***** Given information *****

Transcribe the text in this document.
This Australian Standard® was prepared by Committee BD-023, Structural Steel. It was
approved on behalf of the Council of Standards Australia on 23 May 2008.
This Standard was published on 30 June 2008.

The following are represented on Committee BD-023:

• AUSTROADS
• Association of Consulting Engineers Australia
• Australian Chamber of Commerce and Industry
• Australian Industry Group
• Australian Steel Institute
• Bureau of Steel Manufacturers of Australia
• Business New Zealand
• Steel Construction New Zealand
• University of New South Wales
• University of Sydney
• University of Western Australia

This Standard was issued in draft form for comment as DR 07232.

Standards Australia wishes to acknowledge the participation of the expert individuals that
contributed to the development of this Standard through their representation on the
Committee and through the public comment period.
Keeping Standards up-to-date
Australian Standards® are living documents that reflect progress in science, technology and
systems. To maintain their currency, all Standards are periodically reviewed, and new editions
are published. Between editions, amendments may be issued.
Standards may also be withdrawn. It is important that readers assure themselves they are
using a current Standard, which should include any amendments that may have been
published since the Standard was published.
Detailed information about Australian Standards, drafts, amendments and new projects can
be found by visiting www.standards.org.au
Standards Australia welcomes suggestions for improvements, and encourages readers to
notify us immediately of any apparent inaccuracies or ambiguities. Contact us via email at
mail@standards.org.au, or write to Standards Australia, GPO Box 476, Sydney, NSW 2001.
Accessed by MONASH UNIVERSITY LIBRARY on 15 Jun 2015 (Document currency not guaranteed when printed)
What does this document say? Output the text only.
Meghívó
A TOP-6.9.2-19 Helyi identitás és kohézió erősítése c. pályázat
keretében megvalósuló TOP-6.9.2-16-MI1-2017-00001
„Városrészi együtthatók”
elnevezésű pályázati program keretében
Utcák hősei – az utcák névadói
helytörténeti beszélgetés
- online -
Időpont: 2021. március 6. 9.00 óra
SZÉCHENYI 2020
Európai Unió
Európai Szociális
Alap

*****

Task prompt: Find how many lines include the string "editions" and report that number alone.

Full solution: 2